TASK GOAL – Count lines holding the string "will" in the data that follows. Reply with one number only.

**** DATA ROWS

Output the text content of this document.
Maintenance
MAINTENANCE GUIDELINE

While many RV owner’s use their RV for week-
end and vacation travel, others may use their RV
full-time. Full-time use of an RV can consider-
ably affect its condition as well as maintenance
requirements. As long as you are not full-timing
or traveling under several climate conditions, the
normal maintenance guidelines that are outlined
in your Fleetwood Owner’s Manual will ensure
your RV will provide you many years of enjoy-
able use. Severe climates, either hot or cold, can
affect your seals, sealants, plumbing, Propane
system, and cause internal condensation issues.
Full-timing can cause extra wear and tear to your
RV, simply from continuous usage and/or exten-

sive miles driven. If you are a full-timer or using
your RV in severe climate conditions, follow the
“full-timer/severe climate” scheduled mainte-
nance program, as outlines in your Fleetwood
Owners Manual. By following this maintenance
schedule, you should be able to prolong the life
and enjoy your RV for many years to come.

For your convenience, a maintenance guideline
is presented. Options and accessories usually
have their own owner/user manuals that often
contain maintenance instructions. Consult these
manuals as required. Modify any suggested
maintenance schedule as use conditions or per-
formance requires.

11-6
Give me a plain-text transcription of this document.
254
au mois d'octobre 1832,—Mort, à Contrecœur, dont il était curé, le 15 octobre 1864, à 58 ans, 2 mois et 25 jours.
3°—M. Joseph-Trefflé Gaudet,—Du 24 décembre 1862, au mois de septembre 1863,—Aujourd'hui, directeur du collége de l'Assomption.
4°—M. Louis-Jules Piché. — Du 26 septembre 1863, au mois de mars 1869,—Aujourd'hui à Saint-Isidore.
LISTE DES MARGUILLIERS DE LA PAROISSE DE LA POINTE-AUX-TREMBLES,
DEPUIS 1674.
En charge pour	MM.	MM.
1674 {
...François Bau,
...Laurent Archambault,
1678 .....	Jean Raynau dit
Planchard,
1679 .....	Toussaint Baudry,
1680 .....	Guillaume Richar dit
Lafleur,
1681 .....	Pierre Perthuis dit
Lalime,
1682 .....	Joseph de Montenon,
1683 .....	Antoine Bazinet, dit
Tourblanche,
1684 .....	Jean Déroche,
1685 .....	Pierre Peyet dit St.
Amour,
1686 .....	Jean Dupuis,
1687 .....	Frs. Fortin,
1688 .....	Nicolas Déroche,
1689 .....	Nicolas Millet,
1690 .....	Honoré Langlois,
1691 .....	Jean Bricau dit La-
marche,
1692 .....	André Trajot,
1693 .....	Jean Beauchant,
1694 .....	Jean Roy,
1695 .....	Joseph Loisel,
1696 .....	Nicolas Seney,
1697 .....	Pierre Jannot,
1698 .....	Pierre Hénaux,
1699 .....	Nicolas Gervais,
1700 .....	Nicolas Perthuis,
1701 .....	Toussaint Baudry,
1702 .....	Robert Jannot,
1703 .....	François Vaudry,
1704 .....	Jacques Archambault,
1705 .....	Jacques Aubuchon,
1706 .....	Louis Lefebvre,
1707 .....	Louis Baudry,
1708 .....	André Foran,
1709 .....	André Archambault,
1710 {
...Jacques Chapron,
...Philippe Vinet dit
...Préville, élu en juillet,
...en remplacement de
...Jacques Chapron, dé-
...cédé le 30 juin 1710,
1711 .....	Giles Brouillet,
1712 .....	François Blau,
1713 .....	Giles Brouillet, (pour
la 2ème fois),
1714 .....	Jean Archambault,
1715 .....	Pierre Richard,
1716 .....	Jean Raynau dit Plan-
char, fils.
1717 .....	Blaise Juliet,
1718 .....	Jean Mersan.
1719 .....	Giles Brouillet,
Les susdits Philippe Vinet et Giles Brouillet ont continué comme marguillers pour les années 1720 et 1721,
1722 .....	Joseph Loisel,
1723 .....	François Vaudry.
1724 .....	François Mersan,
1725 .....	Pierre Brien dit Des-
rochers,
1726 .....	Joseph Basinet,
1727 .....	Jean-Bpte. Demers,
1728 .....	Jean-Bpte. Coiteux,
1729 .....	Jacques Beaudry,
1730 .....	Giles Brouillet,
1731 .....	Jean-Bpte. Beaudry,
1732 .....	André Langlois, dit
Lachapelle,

********

IN RESPONSE – 2